+++ SUPPLIED INFORMATION

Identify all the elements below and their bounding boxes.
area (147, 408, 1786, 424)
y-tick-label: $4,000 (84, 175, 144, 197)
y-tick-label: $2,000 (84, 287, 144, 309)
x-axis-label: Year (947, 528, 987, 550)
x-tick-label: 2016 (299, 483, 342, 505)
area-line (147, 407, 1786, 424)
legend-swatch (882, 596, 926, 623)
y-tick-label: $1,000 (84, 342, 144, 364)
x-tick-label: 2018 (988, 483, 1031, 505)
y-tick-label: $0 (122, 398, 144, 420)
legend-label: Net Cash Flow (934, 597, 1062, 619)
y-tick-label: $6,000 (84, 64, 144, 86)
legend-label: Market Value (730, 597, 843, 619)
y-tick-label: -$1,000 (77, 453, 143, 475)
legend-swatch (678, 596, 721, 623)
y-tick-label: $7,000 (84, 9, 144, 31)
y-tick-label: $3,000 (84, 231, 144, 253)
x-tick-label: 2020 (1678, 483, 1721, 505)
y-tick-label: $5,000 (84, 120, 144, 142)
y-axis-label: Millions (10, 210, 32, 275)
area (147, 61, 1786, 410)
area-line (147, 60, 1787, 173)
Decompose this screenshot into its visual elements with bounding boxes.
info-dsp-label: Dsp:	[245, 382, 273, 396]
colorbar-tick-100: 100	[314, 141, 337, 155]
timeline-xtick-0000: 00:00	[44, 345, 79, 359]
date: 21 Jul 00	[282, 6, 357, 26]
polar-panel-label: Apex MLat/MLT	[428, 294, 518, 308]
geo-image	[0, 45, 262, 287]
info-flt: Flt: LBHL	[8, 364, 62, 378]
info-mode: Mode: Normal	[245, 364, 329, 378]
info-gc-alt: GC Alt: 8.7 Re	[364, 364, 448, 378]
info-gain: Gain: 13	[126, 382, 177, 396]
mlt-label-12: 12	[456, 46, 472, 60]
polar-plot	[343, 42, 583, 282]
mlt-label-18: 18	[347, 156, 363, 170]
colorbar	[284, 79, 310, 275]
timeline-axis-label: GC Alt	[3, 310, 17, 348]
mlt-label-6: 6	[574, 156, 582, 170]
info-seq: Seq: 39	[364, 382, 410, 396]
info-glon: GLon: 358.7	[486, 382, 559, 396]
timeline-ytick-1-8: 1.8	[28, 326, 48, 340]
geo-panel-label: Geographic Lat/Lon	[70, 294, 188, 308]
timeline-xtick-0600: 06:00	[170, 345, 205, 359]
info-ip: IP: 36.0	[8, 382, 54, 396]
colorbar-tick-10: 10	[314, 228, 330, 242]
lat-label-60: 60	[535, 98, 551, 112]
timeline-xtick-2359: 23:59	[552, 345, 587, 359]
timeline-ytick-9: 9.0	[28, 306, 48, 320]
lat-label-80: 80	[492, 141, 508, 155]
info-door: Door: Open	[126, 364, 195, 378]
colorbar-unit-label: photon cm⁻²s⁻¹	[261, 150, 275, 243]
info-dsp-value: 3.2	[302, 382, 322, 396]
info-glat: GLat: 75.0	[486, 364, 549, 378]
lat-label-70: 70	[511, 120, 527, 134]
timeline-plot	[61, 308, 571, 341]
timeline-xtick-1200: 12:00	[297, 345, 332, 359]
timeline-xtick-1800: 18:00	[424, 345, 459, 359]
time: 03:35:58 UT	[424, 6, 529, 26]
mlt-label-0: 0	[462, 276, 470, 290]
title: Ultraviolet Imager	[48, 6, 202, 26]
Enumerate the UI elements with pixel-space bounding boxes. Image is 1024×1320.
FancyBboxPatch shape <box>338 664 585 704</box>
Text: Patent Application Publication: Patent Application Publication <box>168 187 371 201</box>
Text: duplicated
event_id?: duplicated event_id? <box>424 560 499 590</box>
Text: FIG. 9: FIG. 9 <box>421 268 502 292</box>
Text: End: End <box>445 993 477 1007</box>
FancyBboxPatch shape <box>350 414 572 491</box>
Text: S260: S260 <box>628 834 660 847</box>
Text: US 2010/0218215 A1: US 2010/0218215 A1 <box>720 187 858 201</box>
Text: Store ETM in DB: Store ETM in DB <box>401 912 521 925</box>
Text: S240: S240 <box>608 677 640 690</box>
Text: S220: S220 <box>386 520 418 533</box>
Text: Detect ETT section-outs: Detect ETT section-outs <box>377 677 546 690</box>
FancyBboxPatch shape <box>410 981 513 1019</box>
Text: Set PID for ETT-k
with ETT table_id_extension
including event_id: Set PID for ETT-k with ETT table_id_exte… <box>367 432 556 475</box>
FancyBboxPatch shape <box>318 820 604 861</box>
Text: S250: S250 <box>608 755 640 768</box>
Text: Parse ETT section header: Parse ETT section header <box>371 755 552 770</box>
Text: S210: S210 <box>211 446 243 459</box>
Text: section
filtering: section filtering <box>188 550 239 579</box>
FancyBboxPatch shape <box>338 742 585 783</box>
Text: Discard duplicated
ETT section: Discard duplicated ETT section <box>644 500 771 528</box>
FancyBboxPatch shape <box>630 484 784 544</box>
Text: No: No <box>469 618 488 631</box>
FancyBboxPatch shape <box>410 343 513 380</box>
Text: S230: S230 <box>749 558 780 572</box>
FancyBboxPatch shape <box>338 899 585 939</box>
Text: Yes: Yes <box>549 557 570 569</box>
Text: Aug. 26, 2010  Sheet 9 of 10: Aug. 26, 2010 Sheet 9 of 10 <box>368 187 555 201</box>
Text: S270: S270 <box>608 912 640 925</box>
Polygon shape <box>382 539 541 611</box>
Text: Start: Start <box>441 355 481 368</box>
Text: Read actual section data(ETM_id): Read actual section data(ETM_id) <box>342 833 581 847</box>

++++++

WRITTEN REQUEST: Update everything from the start of the data down to the line containing "y-tick-label: $1,000 (84, 342, 144, 364)" by replacing "legend-swatch" with "legend-marker" and leaving the rest unchanged. Give only those lines.

REPLY:
Identify all the elements below and their bounding boxes.
area (147, 408, 1786, 424)
y-tick-label: $4,000 (84, 175, 144, 197)
y-tick-label: $2,000 (84, 287, 144, 309)
x-axis-label: Year (947, 528, 987, 550)
x-tick-label: 2016 (299, 483, 342, 505)
area-line (147, 407, 1786, 424)
legend-marker (882, 596, 926, 623)
y-tick-label: $1,000 (84, 342, 144, 364)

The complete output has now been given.